Figure record extracts:
[Start]

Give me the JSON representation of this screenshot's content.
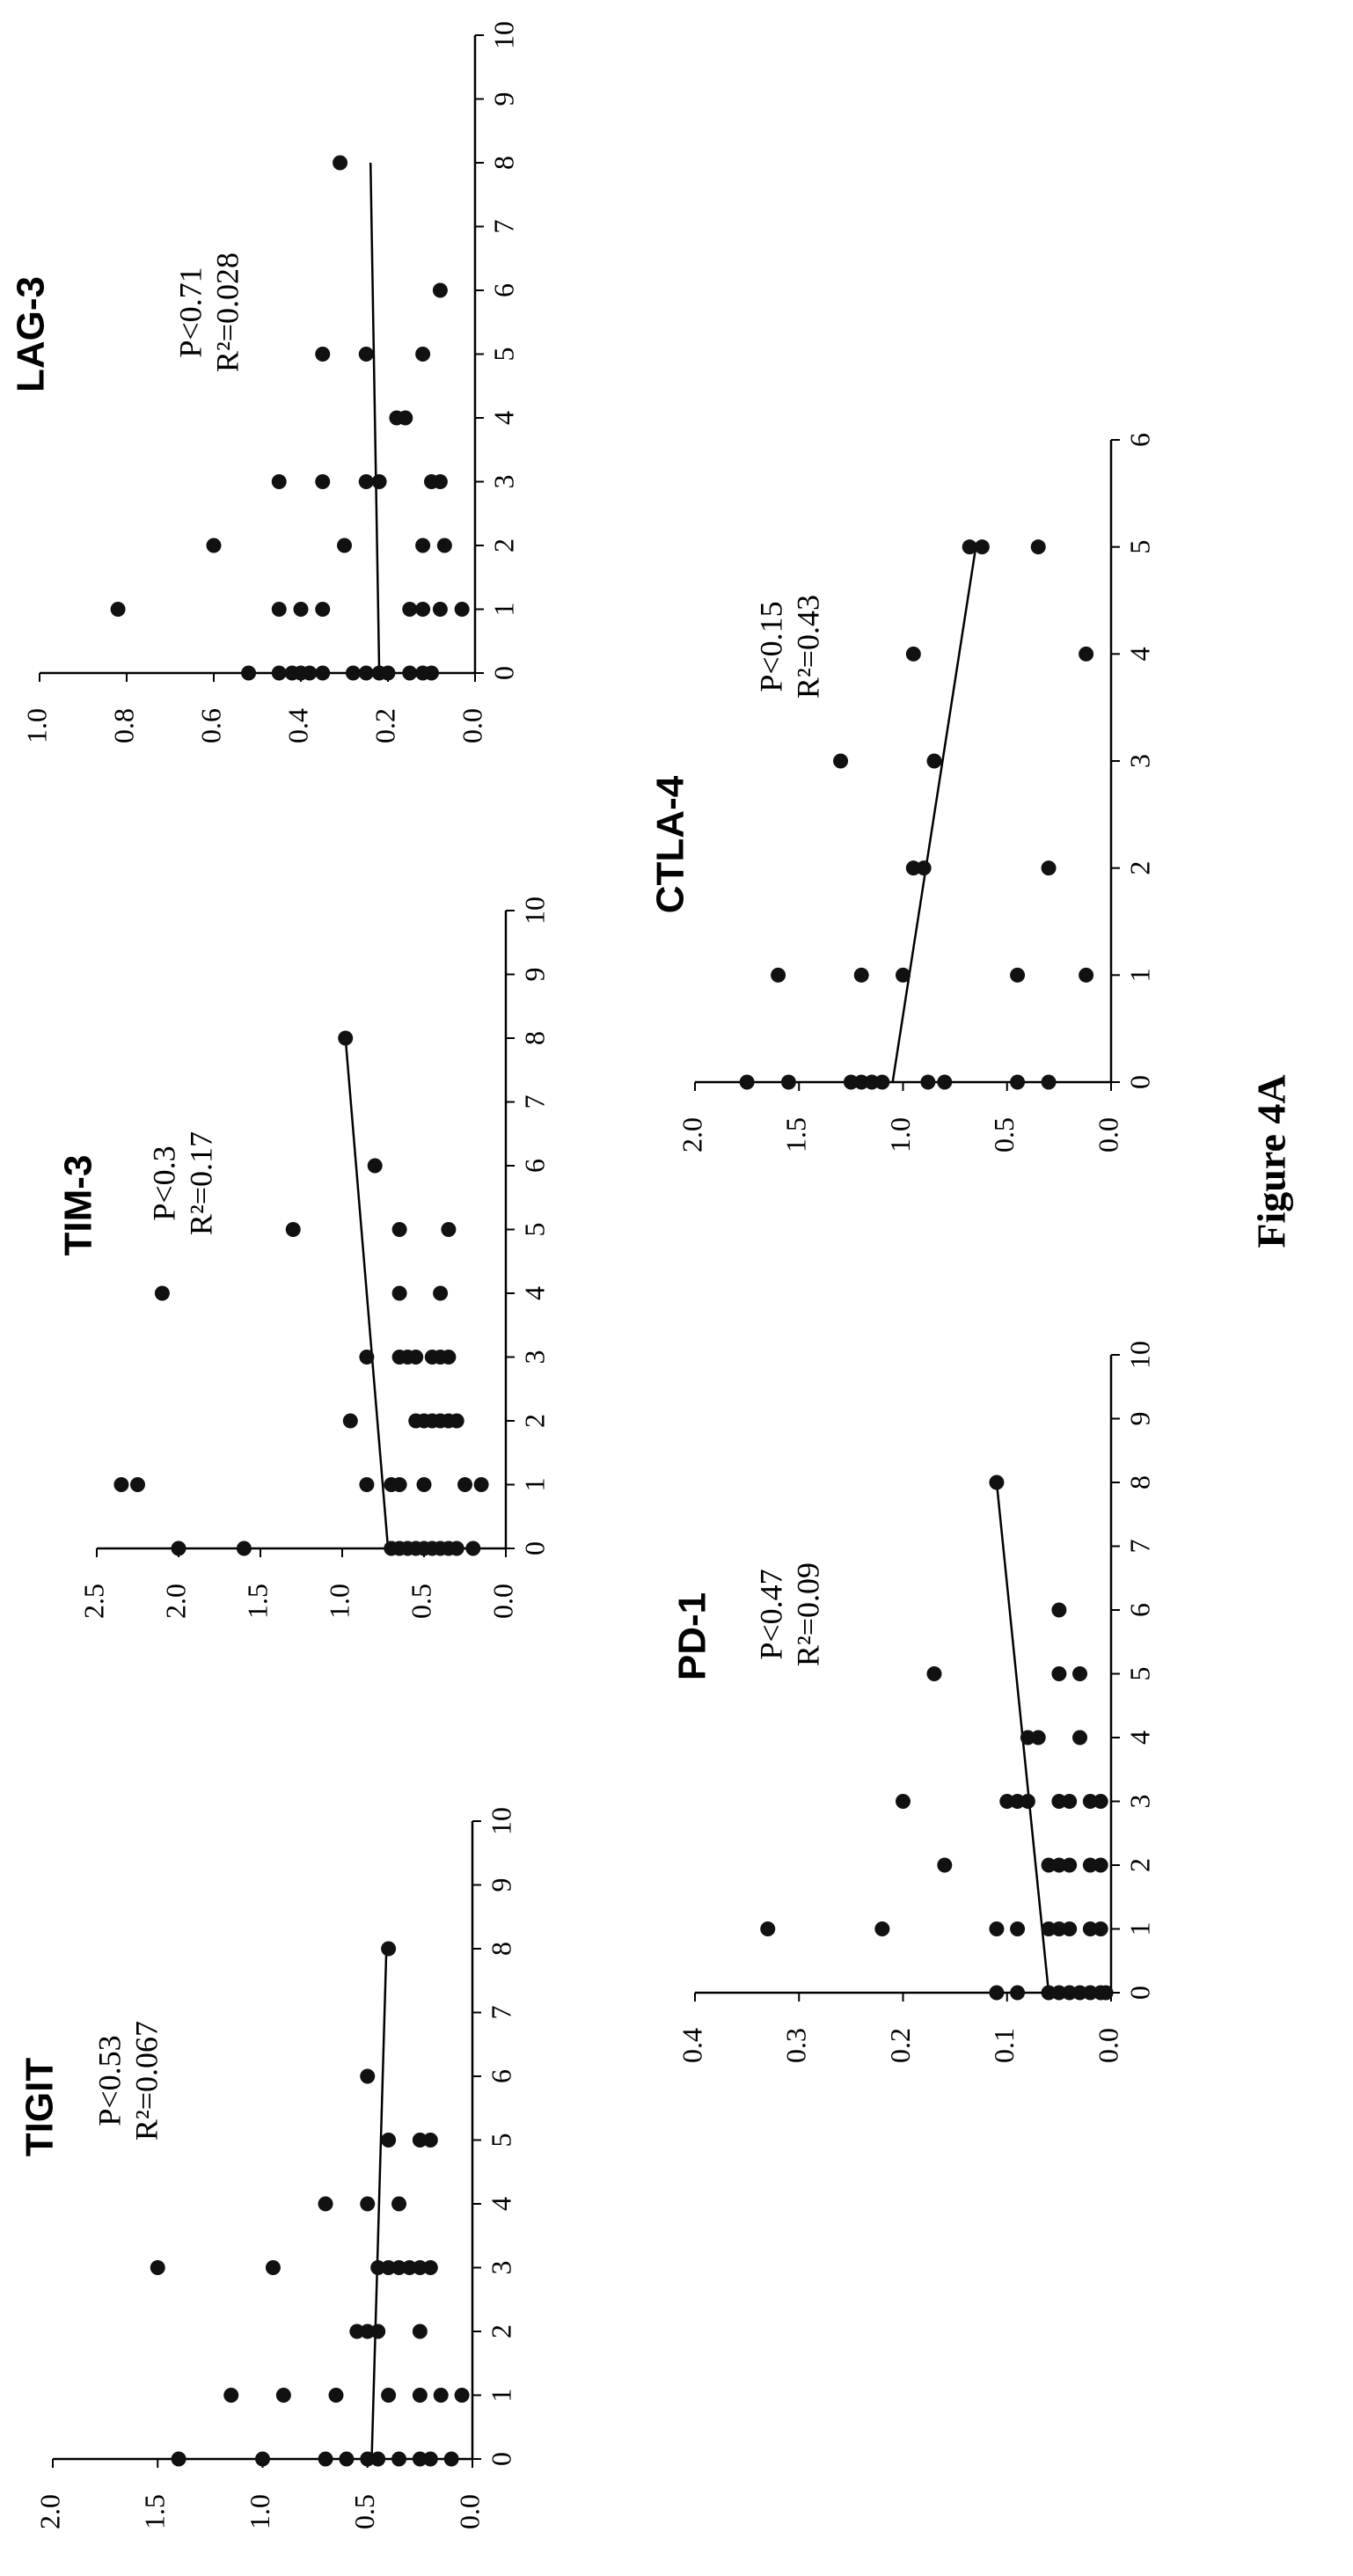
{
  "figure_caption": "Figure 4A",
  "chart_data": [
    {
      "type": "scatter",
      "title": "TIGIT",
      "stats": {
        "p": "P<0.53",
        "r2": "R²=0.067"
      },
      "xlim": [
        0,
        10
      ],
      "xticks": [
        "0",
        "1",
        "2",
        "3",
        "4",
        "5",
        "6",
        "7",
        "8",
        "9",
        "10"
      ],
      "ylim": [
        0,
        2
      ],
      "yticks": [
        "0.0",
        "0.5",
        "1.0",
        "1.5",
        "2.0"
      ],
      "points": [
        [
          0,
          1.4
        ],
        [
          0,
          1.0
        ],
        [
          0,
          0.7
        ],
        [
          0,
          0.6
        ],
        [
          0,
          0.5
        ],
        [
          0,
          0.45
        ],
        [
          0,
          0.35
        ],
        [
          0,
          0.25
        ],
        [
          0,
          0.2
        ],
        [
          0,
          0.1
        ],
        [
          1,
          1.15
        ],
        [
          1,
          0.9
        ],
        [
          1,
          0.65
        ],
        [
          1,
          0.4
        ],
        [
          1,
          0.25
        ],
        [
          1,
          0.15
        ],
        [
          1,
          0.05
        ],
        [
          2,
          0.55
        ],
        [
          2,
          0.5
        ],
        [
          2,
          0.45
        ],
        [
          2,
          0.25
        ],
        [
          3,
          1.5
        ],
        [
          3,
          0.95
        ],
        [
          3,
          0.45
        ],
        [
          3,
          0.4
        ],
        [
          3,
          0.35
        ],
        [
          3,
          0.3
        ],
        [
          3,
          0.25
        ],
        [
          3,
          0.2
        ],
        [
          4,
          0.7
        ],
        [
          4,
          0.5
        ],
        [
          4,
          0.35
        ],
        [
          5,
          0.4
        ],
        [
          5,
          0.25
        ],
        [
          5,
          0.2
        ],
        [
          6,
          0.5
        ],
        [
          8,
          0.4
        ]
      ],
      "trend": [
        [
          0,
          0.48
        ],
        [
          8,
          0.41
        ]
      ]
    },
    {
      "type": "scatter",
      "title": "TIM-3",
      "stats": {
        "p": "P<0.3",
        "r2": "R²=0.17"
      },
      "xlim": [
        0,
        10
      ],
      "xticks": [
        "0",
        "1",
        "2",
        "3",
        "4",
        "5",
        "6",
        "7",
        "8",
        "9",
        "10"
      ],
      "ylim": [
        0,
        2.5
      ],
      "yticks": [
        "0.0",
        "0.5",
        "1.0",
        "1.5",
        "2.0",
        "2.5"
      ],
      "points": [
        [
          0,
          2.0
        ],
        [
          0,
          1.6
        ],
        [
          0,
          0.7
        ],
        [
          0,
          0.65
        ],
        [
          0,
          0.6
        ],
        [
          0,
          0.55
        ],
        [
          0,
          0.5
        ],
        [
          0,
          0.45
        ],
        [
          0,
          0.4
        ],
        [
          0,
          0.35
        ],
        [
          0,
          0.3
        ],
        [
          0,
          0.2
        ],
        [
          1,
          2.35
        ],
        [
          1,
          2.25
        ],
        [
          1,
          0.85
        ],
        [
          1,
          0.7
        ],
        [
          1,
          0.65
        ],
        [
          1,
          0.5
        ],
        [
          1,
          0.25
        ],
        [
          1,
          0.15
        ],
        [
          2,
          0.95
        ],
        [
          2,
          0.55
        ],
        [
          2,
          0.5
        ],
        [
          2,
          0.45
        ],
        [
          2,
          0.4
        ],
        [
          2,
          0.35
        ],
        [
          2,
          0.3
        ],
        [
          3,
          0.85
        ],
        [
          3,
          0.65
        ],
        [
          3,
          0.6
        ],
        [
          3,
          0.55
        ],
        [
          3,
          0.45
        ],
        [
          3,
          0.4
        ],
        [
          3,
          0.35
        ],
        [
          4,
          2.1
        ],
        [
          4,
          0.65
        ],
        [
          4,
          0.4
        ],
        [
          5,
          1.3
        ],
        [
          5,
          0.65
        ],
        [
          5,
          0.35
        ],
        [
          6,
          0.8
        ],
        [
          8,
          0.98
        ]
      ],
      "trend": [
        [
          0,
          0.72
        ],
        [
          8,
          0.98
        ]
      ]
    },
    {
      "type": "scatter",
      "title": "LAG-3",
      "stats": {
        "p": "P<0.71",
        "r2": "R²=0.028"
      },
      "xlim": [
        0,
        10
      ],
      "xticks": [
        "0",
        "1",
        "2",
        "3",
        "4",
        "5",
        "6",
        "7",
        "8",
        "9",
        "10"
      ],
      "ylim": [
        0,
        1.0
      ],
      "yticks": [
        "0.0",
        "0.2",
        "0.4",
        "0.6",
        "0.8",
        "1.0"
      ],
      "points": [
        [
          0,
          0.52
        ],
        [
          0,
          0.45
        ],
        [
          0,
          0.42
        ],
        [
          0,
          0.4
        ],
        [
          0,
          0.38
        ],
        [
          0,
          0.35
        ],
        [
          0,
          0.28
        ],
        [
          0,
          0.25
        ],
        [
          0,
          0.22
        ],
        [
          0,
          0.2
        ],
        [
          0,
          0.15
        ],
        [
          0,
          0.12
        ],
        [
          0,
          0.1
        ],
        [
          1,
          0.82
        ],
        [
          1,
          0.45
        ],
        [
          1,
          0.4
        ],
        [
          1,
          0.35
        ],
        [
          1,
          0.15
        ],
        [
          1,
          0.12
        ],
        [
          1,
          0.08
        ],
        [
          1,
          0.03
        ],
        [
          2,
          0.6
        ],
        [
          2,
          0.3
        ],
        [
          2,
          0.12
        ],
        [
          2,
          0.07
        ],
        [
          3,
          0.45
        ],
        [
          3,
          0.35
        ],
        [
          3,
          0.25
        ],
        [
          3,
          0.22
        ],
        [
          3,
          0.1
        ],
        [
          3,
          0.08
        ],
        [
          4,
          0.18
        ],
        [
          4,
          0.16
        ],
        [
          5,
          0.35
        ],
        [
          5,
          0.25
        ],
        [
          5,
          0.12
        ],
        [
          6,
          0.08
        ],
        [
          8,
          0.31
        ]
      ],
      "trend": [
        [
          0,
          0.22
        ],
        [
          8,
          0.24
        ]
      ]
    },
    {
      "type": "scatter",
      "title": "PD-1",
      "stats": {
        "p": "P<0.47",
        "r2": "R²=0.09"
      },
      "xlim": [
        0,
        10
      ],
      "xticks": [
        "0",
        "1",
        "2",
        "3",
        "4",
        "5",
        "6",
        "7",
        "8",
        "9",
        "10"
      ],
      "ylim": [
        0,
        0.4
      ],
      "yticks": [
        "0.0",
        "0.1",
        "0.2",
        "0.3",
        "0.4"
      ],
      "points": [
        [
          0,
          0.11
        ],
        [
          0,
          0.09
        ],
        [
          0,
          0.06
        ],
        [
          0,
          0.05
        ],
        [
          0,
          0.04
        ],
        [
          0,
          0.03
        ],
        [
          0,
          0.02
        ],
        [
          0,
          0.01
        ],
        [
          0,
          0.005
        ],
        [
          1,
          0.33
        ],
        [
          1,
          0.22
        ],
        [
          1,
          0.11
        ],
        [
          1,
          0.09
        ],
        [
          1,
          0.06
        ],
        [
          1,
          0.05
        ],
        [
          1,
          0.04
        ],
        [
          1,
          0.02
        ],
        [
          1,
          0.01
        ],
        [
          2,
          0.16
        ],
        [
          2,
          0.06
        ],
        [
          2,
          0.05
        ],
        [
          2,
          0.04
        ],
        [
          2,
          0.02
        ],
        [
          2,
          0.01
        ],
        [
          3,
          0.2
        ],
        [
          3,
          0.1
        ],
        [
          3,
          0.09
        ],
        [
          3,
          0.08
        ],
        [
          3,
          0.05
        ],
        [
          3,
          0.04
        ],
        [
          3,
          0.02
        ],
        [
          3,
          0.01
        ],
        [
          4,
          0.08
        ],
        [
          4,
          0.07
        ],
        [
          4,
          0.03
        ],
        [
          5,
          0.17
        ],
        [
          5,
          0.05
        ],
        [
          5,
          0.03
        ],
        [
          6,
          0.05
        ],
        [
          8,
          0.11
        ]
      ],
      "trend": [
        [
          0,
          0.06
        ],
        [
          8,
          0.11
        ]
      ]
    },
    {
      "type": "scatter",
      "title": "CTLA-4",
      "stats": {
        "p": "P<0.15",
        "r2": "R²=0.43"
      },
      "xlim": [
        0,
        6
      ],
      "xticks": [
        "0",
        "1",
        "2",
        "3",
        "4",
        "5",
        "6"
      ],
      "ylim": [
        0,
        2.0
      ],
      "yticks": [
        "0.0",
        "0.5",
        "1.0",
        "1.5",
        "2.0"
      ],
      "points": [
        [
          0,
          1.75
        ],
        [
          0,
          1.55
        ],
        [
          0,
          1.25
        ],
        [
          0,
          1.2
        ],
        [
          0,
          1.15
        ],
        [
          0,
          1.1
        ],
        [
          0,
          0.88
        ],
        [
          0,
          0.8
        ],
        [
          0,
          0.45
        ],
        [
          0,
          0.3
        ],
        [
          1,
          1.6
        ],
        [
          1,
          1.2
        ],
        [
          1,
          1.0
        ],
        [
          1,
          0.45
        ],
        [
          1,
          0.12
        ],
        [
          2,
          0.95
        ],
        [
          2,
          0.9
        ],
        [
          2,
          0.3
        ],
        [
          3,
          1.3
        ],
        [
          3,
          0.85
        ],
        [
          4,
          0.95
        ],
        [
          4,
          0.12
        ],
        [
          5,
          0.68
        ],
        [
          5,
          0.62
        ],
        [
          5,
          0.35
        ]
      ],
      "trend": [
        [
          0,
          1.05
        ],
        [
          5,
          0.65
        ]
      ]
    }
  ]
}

[End]
[Start]

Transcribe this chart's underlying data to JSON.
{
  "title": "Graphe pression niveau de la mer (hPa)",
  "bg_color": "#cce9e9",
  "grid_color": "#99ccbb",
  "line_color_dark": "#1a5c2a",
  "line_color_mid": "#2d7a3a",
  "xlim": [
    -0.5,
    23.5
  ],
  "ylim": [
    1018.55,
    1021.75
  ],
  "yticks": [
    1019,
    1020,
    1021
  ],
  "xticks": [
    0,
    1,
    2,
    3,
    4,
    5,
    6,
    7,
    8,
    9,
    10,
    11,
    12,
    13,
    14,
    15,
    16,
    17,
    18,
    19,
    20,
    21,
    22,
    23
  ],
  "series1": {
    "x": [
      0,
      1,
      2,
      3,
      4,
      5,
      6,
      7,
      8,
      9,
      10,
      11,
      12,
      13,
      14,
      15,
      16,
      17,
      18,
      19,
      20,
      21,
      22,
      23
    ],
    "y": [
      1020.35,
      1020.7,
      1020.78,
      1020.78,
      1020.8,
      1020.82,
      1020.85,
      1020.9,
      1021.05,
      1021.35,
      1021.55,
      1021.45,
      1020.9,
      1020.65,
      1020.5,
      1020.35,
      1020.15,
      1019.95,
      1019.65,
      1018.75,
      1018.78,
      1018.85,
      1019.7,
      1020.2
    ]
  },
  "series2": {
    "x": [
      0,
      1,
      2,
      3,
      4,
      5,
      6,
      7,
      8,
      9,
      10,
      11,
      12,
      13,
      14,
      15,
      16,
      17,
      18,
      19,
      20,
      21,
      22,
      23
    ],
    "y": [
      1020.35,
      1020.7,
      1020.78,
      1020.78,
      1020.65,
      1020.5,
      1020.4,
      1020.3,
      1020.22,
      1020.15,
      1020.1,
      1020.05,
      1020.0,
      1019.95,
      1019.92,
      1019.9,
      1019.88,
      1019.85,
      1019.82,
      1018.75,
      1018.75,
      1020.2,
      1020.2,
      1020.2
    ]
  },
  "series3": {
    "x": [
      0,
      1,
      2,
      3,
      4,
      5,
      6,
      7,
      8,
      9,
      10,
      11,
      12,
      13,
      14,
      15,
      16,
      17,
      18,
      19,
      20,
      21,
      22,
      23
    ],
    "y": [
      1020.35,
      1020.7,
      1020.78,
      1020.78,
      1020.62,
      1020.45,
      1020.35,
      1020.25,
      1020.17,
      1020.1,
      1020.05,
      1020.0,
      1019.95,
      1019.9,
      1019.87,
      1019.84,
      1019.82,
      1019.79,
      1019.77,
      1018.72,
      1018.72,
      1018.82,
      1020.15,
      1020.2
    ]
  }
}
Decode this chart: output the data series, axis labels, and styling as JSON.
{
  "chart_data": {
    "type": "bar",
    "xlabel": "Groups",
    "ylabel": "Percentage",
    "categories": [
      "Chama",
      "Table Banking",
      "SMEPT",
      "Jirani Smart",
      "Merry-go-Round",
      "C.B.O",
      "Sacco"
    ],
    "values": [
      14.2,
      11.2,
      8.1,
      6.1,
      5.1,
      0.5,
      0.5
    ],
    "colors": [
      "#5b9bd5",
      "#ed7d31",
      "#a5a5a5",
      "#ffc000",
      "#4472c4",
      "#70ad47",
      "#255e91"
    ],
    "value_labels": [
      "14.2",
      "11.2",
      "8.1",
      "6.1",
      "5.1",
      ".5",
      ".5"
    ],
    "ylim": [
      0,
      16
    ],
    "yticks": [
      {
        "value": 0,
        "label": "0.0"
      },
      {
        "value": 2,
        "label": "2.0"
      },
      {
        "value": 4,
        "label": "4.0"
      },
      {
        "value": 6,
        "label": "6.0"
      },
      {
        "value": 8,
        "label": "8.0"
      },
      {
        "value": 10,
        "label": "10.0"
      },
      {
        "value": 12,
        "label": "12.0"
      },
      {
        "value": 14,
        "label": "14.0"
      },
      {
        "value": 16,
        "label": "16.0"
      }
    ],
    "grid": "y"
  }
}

[End]

Exercise description: Search the lines for "JSON". Copy each line that has it.

Response:
Give me the JSON representation of this screenshot's content.
Transcribe this chart's underlying data to JSON.
Decode this chart: output the data series, axis labels, and styling as JSON.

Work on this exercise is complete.